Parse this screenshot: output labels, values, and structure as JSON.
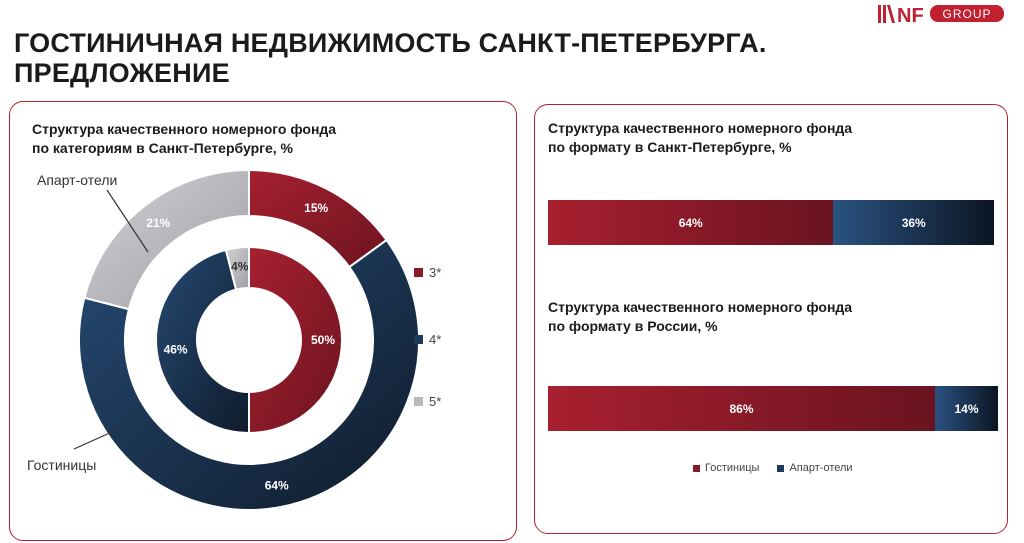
{
  "logo": {
    "mark": "NF",
    "text": "GROUP"
  },
  "page": {
    "title_line1": "ГОСТИНИЧНАЯ НЕДВИЖИМОСТЬ САНКТ-ПЕТЕРБУРГА.",
    "title_line2": "ПРЕДЛОЖЕНИЕ"
  },
  "colors": {
    "hotels": "#8b1a28",
    "apart": "#1c3a5e",
    "cat3": "#8b1a28",
    "cat4": "#1c3a5e",
    "cat5": "#b8b8bd",
    "border": "#b7202e"
  },
  "left_card": {
    "title_line1": "Структура качественного номерного фонда",
    "title_line2": "по категориям в Санкт-Петербурге, %",
    "outer_label_apart": "Апарт-отели",
    "outer_label_hotels": "Гостиницы",
    "legend": [
      {
        "label": "3*",
        "color": "#8b1a28"
      },
      {
        "label": "4*",
        "color": "#1c3a5e"
      },
      {
        "label": "5*",
        "color": "#b8b8bd"
      }
    ]
  },
  "right_card": {
    "title1_line1": "Структура качественного номерного фонда",
    "title1_line2": "по формату в Санкт-Петербурге, %",
    "title2_line1": "Структура качественного номерного фонда",
    "title2_line2": "по формату в России, %",
    "legend": [
      {
        "label": "Гостиницы",
        "color": "#8b1a28"
      },
      {
        "label": "Апарт-отели",
        "color": "#1c3a5e"
      }
    ]
  },
  "chart_data": [
    {
      "type": "pie",
      "ring": "outer",
      "categories": [
        "3*",
        "4*",
        "5*"
      ],
      "values": [
        15,
        64,
        21
      ],
      "labels": [
        "15%",
        "64%",
        "21%"
      ]
    },
    {
      "type": "pie",
      "ring": "inner",
      "categories": [
        "3*",
        "4*",
        "5*"
      ],
      "values": [
        50,
        46,
        4
      ],
      "labels": [
        "50%",
        "46%",
        "4%"
      ]
    },
    {
      "type": "bar",
      "orientation": "horizontal-stacked",
      "categories": [
        "Санкт-Петербург"
      ],
      "series": [
        {
          "name": "Гостиницы",
          "values": [
            64
          ],
          "label": "64%"
        },
        {
          "name": "Апарт-отели",
          "values": [
            36
          ],
          "label": "36%"
        }
      ]
    },
    {
      "type": "bar",
      "orientation": "horizontal-stacked",
      "categories": [
        "Россия"
      ],
      "series": [
        {
          "name": "Гостиницы",
          "values": [
            86
          ],
          "label": "86%"
        },
        {
          "name": "Апарт-отели",
          "values": [
            14
          ],
          "label": "14%"
        }
      ]
    }
  ]
}
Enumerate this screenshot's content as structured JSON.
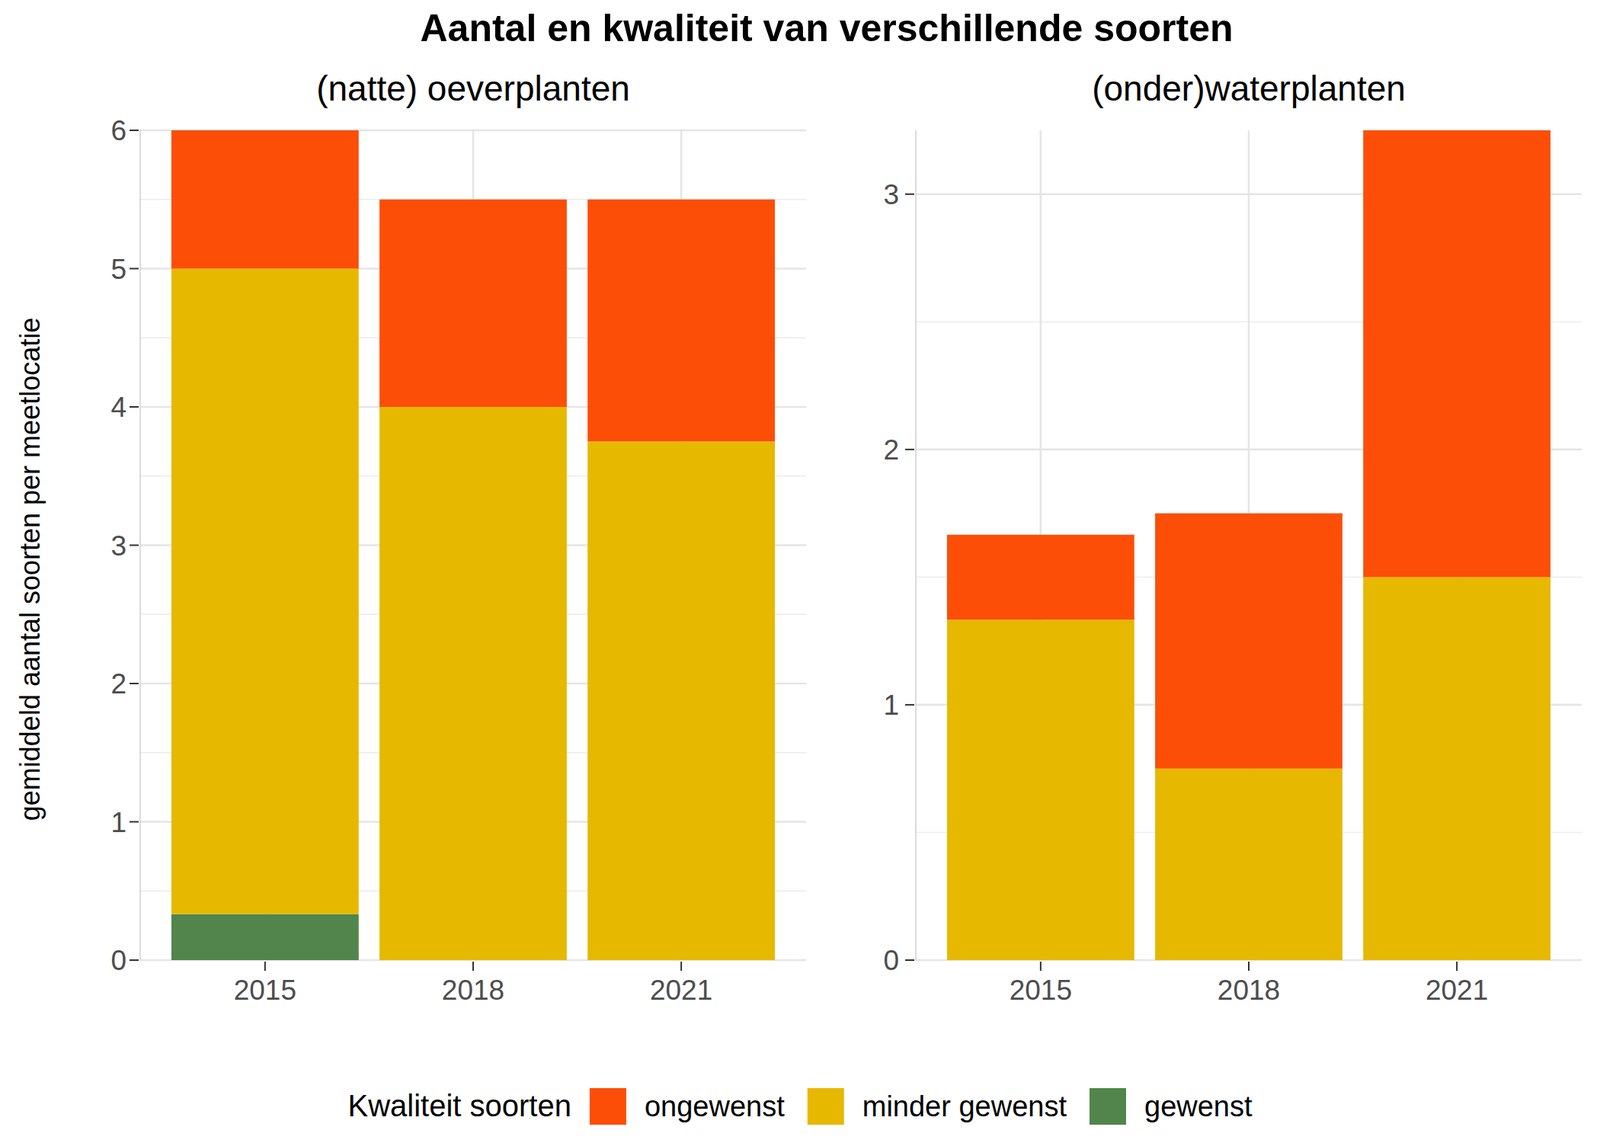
{
  "title": "Aantal en kwaliteit van verschillende soorten",
  "y_label": "gemiddeld aantal soorten per meetlocatie",
  "legend_title": "Kwaliteit soorten",
  "chart_data": [
    {
      "type": "bar",
      "title": "(natte) oeverplanten",
      "stacked": true,
      "grid": true,
      "legend": "bottom",
      "categories": [
        "2015",
        "2018",
        "2021"
      ],
      "series": [
        {
          "name": "ongewenst",
          "color": "#FC4E07",
          "values": [
            1,
            1.5,
            1.75
          ]
        },
        {
          "name": "minder gewenst",
          "color": "#E7B800",
          "values": [
            4.667,
            4,
            3.75
          ]
        },
        {
          "name": "gewenst",
          "color": "#52854C",
          "values": [
            0.333,
            0,
            0
          ]
        }
      ],
      "ylim": [
        0,
        6
      ],
      "yticks": [
        0,
        1,
        2,
        3,
        4,
        5,
        6
      ]
    },
    {
      "type": "bar",
      "title": "(onder)waterplanten",
      "stacked": true,
      "grid": true,
      "legend": "bottom",
      "categories": [
        "2015",
        "2018",
        "2021"
      ],
      "series": [
        {
          "name": "ongewenst",
          "color": "#FC4E07",
          "values": [
            0.333,
            1,
            1.75
          ]
        },
        {
          "name": "minder gewenst",
          "color": "#E7B800",
          "values": [
            1.333,
            0.75,
            1.5
          ]
        },
        {
          "name": "gewenst",
          "color": "#52854C",
          "values": [
            0,
            0,
            0
          ]
        }
      ],
      "ylim": [
        0,
        3.25
      ],
      "yticks": [
        0,
        1,
        2,
        3
      ]
    }
  ]
}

## DESCRIPTION OF THE TASK
In the copy, include all records verbatim but no images.

## SOLUTION
Parse this screenshot: output labels, values, and structure as JSON.
{
  "logo": {
    "mark": "NF",
    "text": "GROUP"
  },
  "page": {
    "title_line1": "ГОСТИНИЧНАЯ НЕДВИЖИМОСТЬ САНКТ-ПЕТЕРБУРГА.",
    "title_line2": "ПРЕДЛОЖЕНИЕ"
  },
  "colors": {
    "hotels": "#8b1a28",
    "apart": "#1c3a5e",
    "cat3": "#8b1a28",
    "cat4": "#1c3a5e",
    "cat5": "#b8b8bd",
    "border": "#b7202e"
  },
  "left_card": {
    "title_line1": "Структура качественного номерного фонда",
    "title_line2": "по категориям в Санкт-Петербурге, %",
    "outer_label_apart": "Апарт-отели",
    "outer_label_hotels": "Гостиницы",
    "legend": [
      {
        "label": "3*",
        "color": "#8b1a28"
      },
      {
        "label": "4*",
        "color": "#1c3a5e"
      },
      {
        "label": "5*",
        "color": "#b8b8bd"
      }
    ]
  },
  "right_card": {
    "title1_line1": "Структура качественного номерного фонда",
    "title1_line2": "по формату в Санкт-Петербурге, %",
    "title2_line1": "Структура качественного номерного фонда",
    "title2_line2": "по формату в России, %",
    "legend": [
      {
        "label": "Гостиницы",
        "color": "#8b1a28"
      },
      {
        "label": "Апарт-отели",
        "color": "#1c3a5e"
      }
    ]
  },
  "chart_data": [
    {
      "type": "pie",
      "ring": "outer",
      "categories": [
        "3*",
        "4*",
        "5*"
      ],
      "values": [
        15,
        64,
        21
      ],
      "labels": [
        "15%",
        "64%",
        "21%"
      ]
    },
    {
      "type": "pie",
      "ring": "inner",
      "categories": [
        "3*",
        "4*",
        "5*"
      ],
      "values": [
        50,
        46,
        4
      ],
      "labels": [
        "50%",
        "46%",
        "4%"
      ]
    },
    {
      "type": "bar",
      "orientation": "horizontal-stacked",
      "categories": [
        "Санкт-Петербург"
      ],
      "series": [
        {
          "name": "Гостиницы",
          "values": [
            64
          ],
          "label": "64%"
        },
        {
          "name": "Апарт-отели",
          "values": [
            36
          ],
          "label": "36%"
        }
      ]
    },
    {
      "type": "bar",
      "orientation": "horizontal-stacked",
      "categories": [
        "Россия"
      ],
      "series": [
        {
          "name": "Гостиницы",
          "values": [
            86
          ],
          "label": "86%"
        },
        {
          "name": "Апарт-отели",
          "values": [
            14
          ],
          "label": "14%"
        }
      ]
    }
  ]
}
Enumerate this screenshot's content as structured JSON.
{
  "title": "Aantal en kwaliteit van verschillende soorten",
  "y_label": "gemiddeld aantal soorten per meetlocatie",
  "legend_title": "Kwaliteit soorten",
  "chart_data": [
    {
      "type": "bar",
      "title": "(natte) oeverplanten",
      "stacked": true,
      "grid": true,
      "legend": "bottom",
      "categories": [
        "2015",
        "2018",
        "2021"
      ],
      "series": [
        {
          "name": "ongewenst",
          "color": "#FC4E07",
          "values": [
            1,
            1.5,
            1.75
          ]
        },
        {
          "name": "minder gewenst",
          "color": "#E7B800",
          "values": [
            4.667,
            4,
            3.75
          ]
        },
        {
          "name": "gewenst",
          "color": "#52854C",
          "values": [
            0.333,
            0,
            0
          ]
        }
      ],
      "ylim": [
        0,
        6
      ],
      "yticks": [
        0,
        1,
        2,
        3,
        4,
        5,
        6
      ]
    },
    {
      "type": "bar",
      "title": "(onder)waterplanten",
      "stacked": true,
      "grid": true,
      "legend": "bottom",
      "categories": [
        "2015",
        "2018",
        "2021"
      ],
      "series": [
        {
          "name": "ongewenst",
          "color": "#FC4E07",
          "values": [
            0.333,
            1,
            1.75
          ]
        },
        {
          "name": "minder gewenst",
          "color": "#E7B800",
          "values": [
            1.333,
            0.75,
            1.5
          ]
        },
        {
          "name": "gewenst",
          "color": "#52854C",
          "values": [
            0,
            0,
            0
          ]
        }
      ],
      "ylim": [
        0,
        3.25
      ],
      "yticks": [
        0,
        1,
        2,
        3
      ]
    }
  ]
}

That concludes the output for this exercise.